— START SOURCE RECORDS —
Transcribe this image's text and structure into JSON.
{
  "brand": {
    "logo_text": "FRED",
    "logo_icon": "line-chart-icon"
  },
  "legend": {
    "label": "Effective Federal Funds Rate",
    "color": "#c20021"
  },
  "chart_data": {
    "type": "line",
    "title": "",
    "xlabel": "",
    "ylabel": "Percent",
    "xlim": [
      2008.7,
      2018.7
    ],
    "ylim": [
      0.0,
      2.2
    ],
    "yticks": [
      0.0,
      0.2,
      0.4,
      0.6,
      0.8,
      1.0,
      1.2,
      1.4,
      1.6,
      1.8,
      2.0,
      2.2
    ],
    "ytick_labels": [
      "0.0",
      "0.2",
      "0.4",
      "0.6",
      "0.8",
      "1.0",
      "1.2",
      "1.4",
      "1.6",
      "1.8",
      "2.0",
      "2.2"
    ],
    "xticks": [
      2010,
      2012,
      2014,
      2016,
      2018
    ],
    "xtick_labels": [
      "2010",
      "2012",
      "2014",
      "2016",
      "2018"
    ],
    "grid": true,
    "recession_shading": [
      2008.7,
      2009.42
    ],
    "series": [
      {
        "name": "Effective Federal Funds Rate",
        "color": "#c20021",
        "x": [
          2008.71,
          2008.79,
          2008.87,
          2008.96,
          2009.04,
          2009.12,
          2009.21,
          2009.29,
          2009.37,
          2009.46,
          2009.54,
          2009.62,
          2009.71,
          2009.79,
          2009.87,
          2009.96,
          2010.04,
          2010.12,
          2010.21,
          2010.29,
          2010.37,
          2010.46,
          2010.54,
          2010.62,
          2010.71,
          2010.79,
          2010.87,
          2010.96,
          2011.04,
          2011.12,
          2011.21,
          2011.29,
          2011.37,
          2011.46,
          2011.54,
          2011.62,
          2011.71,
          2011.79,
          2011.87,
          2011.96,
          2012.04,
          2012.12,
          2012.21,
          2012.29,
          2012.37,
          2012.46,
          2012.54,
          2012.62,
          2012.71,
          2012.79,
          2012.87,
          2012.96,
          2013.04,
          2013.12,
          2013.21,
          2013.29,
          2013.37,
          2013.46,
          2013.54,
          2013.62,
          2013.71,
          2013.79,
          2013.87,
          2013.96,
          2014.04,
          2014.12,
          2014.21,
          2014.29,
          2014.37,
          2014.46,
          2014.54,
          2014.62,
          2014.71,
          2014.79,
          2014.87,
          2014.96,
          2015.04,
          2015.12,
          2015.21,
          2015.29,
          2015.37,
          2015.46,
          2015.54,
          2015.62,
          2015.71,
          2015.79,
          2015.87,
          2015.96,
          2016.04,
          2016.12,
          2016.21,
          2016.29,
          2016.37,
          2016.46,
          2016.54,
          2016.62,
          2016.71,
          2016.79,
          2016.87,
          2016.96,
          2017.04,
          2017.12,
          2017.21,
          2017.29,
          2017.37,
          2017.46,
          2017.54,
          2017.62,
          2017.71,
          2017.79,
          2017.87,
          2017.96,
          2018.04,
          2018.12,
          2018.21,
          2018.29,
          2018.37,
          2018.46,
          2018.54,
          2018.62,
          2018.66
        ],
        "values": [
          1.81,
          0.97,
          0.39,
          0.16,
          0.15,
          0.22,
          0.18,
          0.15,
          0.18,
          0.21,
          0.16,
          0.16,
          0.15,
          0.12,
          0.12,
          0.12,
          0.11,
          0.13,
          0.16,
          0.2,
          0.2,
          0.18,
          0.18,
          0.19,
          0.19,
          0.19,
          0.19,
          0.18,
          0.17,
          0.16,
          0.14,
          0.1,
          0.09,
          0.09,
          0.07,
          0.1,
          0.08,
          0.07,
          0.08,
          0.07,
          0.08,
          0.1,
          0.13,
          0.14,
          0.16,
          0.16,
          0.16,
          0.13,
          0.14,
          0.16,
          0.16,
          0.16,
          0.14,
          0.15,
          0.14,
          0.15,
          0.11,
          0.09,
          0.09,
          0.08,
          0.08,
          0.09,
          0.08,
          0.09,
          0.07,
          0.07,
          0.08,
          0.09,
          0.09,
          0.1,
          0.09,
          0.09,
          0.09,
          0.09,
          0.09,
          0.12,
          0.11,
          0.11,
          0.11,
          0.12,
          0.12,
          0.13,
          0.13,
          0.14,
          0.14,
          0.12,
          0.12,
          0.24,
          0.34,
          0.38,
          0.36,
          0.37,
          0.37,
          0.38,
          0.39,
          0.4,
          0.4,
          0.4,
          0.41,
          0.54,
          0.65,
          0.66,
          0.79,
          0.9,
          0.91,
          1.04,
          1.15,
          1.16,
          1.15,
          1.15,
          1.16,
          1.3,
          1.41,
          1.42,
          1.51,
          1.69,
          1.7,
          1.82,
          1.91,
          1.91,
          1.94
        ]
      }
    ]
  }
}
— END SOURCE RECORDS —
Type out the whole listing above again, exactly as it stands.

Transcribe this image's text and structure into JSON.
{
  "brand": {
    "logo_text": "FRED",
    "logo_icon": "line-chart-icon"
  },
  "legend": {
    "label": "Effective Federal Funds Rate",
    "color": "#c20021"
  },
  "chart_data": {
    "type": "line",
    "title": "",
    "xlabel": "",
    "ylabel": "Percent",
    "xlim": [
      2008.7,
      2018.7
    ],
    "ylim": [
      0.0,
      2.2
    ],
    "yticks": [
      0.0,
      0.2,
      0.4,
      0.6,
      0.8,
      1.0,
      1.2,
      1.4,
      1.6,
      1.8,
      2.0,
      2.2
    ],
    "ytick_labels": [
      "0.0",
      "0.2",
      "0.4",
      "0.6",
      "0.8",
      "1.0",
      "1.2",
      "1.4",
      "1.6",
      "1.8",
      "2.0",
      "2.2"
    ],
    "xticks": [
      2010,
      2012,
      2014,
      2016,
      2018
    ],
    "xtick_labels": [
      "2010",
      "2012",
      "2014",
      "2016",
      "2018"
    ],
    "grid": true,
    "recession_shading": [
      2008.7,
      2009.42
    ],
    "series": [
      {
        "name": "Effective Federal Funds Rate",
        "color": "#c20021",
        "x": [
          2008.71,
          2008.79,
          2008.87,
          2008.96,
          2009.04,
          2009.12,
          2009.21,
          2009.29,
          2009.37,
          2009.46,
          2009.54,
          2009.62,
          2009.71,
          2009.79,
          2009.87,
          2009.96,
          2010.04,
          2010.12,
          2010.21,
          2010.29,
          2010.37,
          2010.46,
          2010.54,
          2010.62,
          2010.71,
          2010.79,
          2010.87,
          2010.96,
          2011.04,
          2011.12,
          2011.21,
          2011.29,
          2011.37,
          2011.46,
          2011.54,
          2011.62,
          2011.71,
          2011.79,
          2011.87,
          2011.96,
          2012.04,
          2012.12,
          2012.21,
          2012.29,
          2012.37,
          2012.46,
          2012.54,
          2012.62,
          2012.71,
          2012.79,
          2012.87,
          2012.96,
          2013.04,
          2013.12,
          2013.21,
          2013.29,
          2013.37,
          2013.46,
          2013.54,
          2013.62,
          2013.71,
          2013.79,
          2013.87,
          2013.96,
          2014.04,
          2014.12,
          2014.21,
          2014.29,
          2014.37,
          2014.46,
          2014.54,
          2014.62,
          2014.71,
          2014.79,
          2014.87,
          2014.96,
          2015.04,
          2015.12,
          2015.21,
          2015.29,
          2015.37,
          2015.46,
          2015.54,
          2015.62,
          2015.71,
          2015.79,
          2015.87,
          2015.96,
          2016.04,
          2016.12,
          2016.21,
          2016.29,
          2016.37,
          2016.46,
          2016.54,
          2016.62,
          2016.71,
          2016.79,
          2016.87,
          2016.96,
          2017.04,
          2017.12,
          2017.21,
          2017.29,
          2017.37,
          2017.46,
          2017.54,
          2017.62,
          2017.71,
          2017.79,
          2017.87,
          2017.96,
          2018.04,
          2018.12,
          2018.21,
          2018.29,
          2018.37,
          2018.46,
          2018.54,
          2018.62,
          2018.66
        ],
        "values": [
          1.81,
          0.97,
          0.39,
          0.16,
          0.15,
          0.22,
          0.18,
          0.15,
          0.18,
          0.21,
          0.16,
          0.16,
          0.15,
          0.12,
          0.12,
          0.12,
          0.11,
          0.13,
          0.16,
          0.2,
          0.2,
          0.18,
          0.18,
          0.19,
          0.19,
          0.19,
          0.19,
          0.18,
          0.17,
          0.16,
          0.14,
          0.1,
          0.09,
          0.09,
          0.07,
          0.1,
          0.08,
          0.07,
          0.08,
          0.07,
          0.08,
          0.1,
          0.13,
          0.14,
          0.16,
          0.16,
          0.16,
          0.13,
          0.14,
          0.16,
          0.16,
          0.16,
          0.14,
          0.15,
          0.14,
          0.15,
          0.11,
          0.09,
          0.09,
          0.08,
          0.08,
          0.09,
          0.08,
          0.09,
          0.07,
          0.07,
          0.08,
          0.09,
          0.09,
          0.1,
          0.09,
          0.09,
          0.09,
          0.09,
          0.09,
          0.12,
          0.11,
          0.11,
          0.11,
          0.12,
          0.12,
          0.13,
          0.13,
          0.14,
          0.14,
          0.12,
          0.12,
          0.24,
          0.34,
          0.38,
          0.36,
          0.37,
          0.37,
          0.38,
          0.39,
          0.4,
          0.4,
          0.4,
          0.41,
          0.54,
          0.65,
          0.66,
          0.79,
          0.9,
          0.91,
          1.04,
          1.15,
          1.16,
          1.15,
          1.15,
          1.16,
          1.3,
          1.41,
          1.42,
          1.51,
          1.69,
          1.7,
          1.82,
          1.91,
          1.91,
          1.94
        ]
      }
    ]
  }
}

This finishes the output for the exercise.